EXERCISE >>
Please duplicate the lines below, starting with the first line and ending after the line that contains "toc-entry-label: 2 OPINNÄYTETYÖN".

Records drawn from a collection:
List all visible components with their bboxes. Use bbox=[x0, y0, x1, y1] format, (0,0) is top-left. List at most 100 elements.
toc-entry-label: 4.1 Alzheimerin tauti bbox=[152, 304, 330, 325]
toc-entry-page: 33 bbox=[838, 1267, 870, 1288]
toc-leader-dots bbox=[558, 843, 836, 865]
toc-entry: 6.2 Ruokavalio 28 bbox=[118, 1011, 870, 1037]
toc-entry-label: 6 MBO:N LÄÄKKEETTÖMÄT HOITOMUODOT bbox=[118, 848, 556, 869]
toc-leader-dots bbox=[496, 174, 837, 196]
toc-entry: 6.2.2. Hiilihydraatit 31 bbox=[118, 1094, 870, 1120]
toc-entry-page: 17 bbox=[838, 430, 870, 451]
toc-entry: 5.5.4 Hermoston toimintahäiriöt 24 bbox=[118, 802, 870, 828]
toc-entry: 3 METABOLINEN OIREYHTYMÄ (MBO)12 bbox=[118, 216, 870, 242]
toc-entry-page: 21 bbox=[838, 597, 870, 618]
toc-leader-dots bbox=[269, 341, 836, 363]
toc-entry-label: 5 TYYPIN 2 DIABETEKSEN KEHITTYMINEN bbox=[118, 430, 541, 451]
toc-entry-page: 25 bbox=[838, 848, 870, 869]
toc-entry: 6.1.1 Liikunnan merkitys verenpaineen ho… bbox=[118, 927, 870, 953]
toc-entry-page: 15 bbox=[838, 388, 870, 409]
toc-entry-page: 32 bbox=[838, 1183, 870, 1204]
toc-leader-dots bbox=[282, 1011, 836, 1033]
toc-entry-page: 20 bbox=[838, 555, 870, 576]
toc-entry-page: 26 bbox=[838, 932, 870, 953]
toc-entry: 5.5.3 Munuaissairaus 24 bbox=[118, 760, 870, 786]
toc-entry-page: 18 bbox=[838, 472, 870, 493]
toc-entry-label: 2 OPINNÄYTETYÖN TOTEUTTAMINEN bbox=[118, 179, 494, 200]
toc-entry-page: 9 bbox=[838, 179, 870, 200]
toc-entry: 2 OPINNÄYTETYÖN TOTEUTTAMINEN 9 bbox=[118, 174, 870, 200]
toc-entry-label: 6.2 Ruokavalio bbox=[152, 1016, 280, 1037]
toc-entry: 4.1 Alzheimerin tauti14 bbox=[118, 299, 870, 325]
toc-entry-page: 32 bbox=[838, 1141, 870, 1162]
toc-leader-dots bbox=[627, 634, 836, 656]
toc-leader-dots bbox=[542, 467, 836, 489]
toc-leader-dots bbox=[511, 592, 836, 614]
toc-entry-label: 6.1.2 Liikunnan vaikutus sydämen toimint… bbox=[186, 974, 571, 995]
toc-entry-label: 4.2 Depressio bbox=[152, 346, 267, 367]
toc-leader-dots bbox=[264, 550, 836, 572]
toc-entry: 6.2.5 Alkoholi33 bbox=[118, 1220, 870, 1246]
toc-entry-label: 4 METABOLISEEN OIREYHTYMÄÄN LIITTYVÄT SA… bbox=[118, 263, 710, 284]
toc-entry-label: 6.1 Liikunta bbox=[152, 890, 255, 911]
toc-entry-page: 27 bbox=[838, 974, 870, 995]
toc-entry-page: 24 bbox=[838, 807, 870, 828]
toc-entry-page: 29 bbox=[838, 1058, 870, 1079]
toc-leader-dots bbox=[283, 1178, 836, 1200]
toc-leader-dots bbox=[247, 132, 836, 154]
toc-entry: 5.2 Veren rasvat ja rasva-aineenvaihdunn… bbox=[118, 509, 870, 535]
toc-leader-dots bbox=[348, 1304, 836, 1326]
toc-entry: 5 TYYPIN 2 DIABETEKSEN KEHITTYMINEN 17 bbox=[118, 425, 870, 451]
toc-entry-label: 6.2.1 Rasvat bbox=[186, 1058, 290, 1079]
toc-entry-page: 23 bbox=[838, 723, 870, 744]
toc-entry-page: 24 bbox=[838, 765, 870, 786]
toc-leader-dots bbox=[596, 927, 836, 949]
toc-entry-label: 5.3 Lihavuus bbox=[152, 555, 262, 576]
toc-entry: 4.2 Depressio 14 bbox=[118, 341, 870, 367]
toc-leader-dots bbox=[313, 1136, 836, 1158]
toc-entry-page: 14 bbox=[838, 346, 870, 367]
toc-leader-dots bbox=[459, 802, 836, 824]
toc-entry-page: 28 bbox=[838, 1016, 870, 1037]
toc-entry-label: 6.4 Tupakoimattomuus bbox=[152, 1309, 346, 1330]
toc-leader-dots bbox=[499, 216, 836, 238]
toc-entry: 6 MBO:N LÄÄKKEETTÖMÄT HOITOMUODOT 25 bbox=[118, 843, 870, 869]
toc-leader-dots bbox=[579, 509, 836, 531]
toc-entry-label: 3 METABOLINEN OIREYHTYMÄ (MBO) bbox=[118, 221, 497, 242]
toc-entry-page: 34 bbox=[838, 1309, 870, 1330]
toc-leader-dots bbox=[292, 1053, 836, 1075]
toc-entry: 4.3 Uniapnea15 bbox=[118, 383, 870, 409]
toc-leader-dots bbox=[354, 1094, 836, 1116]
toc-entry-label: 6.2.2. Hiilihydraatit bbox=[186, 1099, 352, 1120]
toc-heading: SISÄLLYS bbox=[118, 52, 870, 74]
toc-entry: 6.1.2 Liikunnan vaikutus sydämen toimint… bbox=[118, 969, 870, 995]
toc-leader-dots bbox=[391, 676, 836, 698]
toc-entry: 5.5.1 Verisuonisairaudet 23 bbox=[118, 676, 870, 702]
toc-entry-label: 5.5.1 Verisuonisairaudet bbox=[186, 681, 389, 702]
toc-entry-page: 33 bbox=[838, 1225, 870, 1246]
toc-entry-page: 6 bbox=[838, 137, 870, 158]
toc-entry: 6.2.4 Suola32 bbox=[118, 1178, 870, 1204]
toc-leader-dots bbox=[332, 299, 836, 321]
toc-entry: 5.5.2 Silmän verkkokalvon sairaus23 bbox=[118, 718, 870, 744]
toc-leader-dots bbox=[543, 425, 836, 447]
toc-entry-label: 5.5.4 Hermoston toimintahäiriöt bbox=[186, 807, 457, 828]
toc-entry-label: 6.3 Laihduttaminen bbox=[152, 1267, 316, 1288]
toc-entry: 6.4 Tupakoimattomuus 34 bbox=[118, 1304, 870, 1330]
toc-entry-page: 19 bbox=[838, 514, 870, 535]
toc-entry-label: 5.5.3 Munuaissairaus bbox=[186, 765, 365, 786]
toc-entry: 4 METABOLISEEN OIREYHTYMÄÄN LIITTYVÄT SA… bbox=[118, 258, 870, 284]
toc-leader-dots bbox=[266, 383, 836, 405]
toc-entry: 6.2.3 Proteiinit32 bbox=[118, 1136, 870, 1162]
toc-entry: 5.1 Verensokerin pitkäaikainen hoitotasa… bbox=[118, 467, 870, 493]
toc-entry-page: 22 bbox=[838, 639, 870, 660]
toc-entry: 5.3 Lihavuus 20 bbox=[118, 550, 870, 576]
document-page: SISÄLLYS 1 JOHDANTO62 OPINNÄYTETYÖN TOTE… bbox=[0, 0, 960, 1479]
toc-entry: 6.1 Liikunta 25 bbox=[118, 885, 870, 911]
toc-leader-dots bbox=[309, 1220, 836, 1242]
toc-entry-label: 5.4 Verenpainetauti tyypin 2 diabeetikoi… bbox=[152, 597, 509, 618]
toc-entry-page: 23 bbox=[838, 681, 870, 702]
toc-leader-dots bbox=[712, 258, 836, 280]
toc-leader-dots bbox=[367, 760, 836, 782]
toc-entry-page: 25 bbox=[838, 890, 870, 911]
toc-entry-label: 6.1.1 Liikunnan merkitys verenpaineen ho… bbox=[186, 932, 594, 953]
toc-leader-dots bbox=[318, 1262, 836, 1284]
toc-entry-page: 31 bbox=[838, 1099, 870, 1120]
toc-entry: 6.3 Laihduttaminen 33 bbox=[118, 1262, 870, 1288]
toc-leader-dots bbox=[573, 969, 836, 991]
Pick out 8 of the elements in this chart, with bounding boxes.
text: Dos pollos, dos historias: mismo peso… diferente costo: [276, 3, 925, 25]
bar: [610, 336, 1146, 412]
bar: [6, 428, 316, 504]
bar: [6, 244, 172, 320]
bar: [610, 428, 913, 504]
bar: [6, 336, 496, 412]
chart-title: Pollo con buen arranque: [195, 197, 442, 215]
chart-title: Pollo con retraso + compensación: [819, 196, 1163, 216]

EXPECTED OUTPUT >>
List all visible components with their bboxes. Use bbox=[x0, y0, x1, y1] format, (0,0) is top-left. List at most 100 elements.
toc-entry-label: 4.1 Alzheimerin tauti bbox=[152, 304, 330, 325]
toc-entry-page: 33 bbox=[838, 1267, 870, 1288]
toc-leader-dots bbox=[558, 843, 836, 865]
toc-entry: 6.2 Ruokavalio 28 bbox=[118, 1011, 870, 1037]
toc-entry-label: 6 MBO:N LÄÄKKEETTÖMÄT HOITOMUODOT bbox=[118, 848, 556, 869]
toc-leader-dots bbox=[496, 174, 837, 196]
toc-entry: 6.2.2. Hiilihydraatit 31 bbox=[118, 1094, 870, 1120]
toc-entry-page: 17 bbox=[838, 430, 870, 451]
toc-entry: 5.5.4 Hermoston toimintahäiriöt 24 bbox=[118, 802, 870, 828]
toc-entry: 3 METABOLINEN OIREYHTYMÄ (MBO)12 bbox=[118, 216, 870, 242]
toc-entry-page: 21 bbox=[838, 597, 870, 618]
toc-leader-dots bbox=[269, 341, 836, 363]
toc-entry-label: 5 TYYPIN 2 DIABETEKSEN KEHITTYMINEN bbox=[118, 430, 541, 451]
toc-entry-page: 25 bbox=[838, 848, 870, 869]
toc-entry: 6.1.1 Liikunnan merkitys verenpaineen ho… bbox=[118, 927, 870, 953]
toc-entry-page: 15 bbox=[838, 388, 870, 409]
toc-entry-page: 32 bbox=[838, 1183, 870, 1204]
toc-leader-dots bbox=[282, 1011, 836, 1033]
toc-entry-page: 20 bbox=[838, 555, 870, 576]
toc-entry-page: 26 bbox=[838, 932, 870, 953]
toc-entry: 5.5.3 Munuaissairaus 24 bbox=[118, 760, 870, 786]
toc-entry-page: 18 bbox=[838, 472, 870, 493]
toc-entry-label: 2 OPINNÄYTETYÖN TOTEUTTAMINEN bbox=[118, 179, 494, 200]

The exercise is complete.